## BEGIN

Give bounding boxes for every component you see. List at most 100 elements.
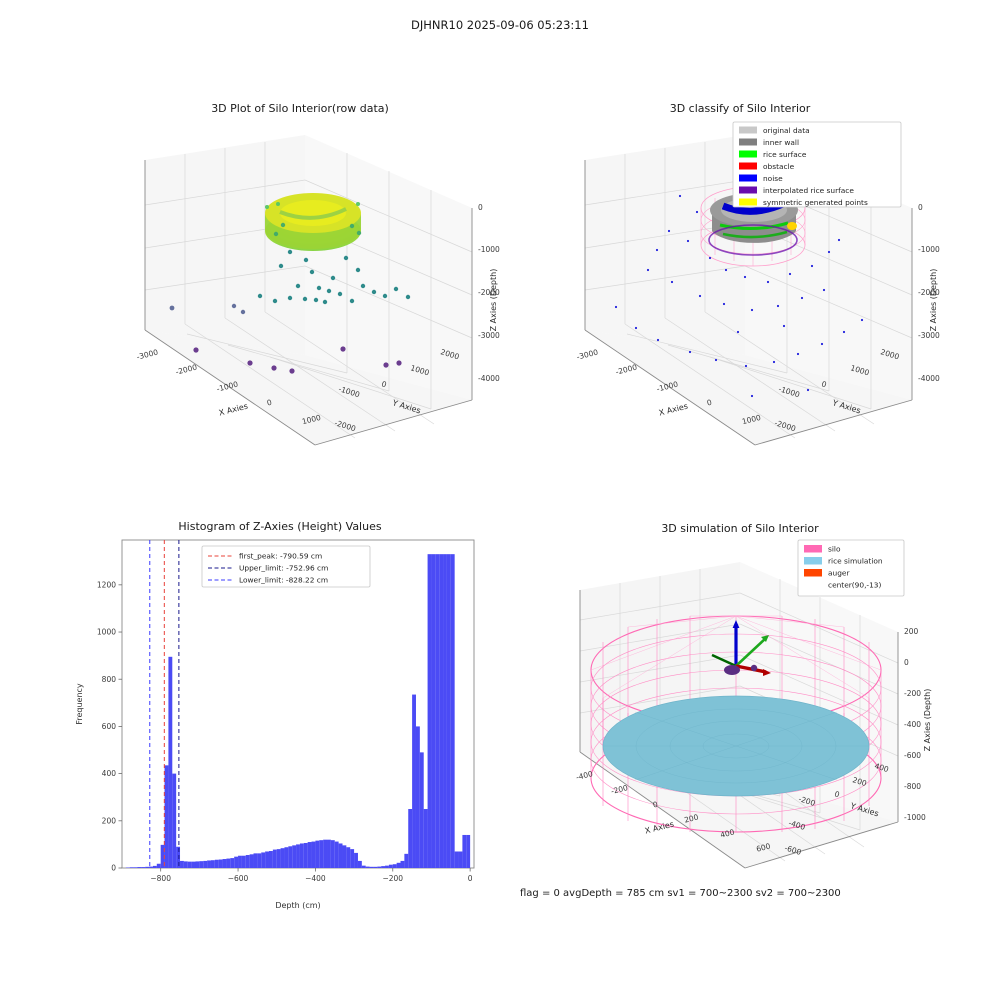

## END
## BEGIN

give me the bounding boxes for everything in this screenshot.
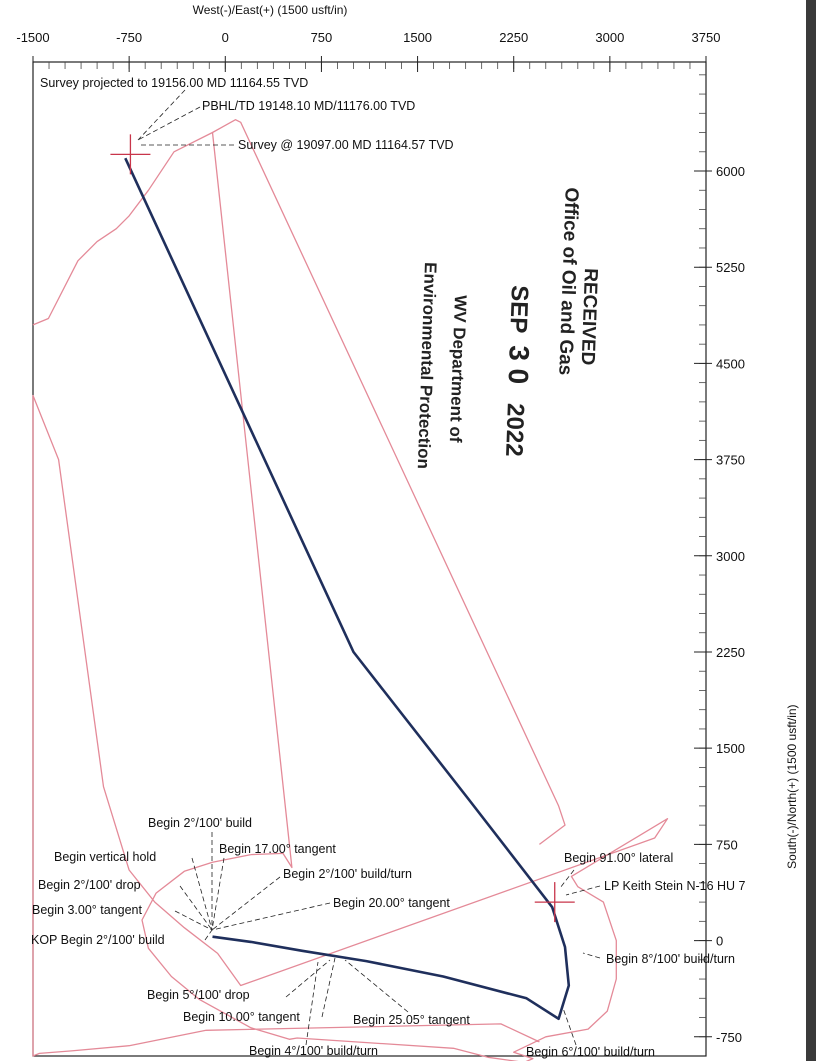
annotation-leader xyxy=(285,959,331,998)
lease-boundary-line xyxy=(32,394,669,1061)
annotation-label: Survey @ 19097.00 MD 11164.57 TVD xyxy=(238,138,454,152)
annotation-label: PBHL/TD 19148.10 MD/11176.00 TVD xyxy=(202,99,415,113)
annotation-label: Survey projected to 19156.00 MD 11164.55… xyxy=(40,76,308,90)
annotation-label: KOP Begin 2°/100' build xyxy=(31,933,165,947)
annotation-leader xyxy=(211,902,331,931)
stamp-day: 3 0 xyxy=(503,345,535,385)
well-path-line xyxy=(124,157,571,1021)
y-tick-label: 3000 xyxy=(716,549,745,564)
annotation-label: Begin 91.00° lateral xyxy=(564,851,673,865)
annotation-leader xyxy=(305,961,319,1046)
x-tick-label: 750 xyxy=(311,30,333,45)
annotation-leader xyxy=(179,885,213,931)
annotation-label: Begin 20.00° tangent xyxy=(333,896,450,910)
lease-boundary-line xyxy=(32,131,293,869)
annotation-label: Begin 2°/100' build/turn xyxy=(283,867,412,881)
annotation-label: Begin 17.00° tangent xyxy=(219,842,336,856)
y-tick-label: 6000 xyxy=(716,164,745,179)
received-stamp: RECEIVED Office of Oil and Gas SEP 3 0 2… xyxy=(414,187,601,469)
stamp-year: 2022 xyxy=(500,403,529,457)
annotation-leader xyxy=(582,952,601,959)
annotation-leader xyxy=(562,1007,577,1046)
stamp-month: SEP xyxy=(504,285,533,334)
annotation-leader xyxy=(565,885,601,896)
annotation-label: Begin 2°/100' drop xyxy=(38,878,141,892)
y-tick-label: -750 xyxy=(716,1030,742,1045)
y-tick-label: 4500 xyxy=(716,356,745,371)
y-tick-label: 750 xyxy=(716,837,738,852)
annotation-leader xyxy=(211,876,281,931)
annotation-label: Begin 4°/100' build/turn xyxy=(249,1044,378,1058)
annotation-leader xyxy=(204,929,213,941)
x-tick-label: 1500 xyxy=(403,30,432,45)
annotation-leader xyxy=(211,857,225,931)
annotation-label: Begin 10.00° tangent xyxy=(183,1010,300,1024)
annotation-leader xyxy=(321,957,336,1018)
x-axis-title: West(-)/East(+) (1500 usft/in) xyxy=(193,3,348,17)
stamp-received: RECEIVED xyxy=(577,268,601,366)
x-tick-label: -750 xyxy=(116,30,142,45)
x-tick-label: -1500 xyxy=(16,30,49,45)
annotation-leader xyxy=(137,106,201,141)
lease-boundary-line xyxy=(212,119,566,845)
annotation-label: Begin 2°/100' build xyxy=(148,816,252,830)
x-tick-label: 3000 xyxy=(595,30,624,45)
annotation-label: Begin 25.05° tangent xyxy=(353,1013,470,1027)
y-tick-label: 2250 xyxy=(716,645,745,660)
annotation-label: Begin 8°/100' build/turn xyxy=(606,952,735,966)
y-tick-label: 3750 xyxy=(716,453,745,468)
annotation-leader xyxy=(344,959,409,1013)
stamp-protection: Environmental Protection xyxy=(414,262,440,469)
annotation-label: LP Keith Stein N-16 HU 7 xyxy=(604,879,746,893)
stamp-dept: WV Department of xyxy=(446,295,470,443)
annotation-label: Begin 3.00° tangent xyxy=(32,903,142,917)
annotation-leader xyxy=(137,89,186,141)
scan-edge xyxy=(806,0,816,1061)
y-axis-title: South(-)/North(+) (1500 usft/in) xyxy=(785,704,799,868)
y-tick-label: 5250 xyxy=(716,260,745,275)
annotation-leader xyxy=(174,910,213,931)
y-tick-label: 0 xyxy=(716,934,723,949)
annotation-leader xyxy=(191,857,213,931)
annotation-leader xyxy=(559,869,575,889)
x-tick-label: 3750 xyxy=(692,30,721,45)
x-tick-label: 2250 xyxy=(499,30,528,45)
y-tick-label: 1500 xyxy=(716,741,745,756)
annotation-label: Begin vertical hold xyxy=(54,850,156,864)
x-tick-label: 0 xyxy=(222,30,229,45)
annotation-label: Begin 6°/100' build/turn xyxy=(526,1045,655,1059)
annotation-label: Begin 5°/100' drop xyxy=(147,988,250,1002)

## END

▶ _Goal of the exercise_:
Can you reproduce the stretch from the line containing "give me the" through the line containing "annotation-label: PBHL/TD 19148.10", swapping "screenshot" for "image" and changing nothing else? Leave the pictures out.

▶ _Response_:
give me the bounding boxes for everything in this image.
annotation-leader xyxy=(285,959,331,998)
lease-boundary-line xyxy=(32,394,669,1061)
annotation-label: Survey @ 19097.00 MD 11164.57 TVD xyxy=(238,138,454,152)
annotation-label: PBHL/TD 19148.10 MD/11176.00 TVD xyxy=(202,99,415,113)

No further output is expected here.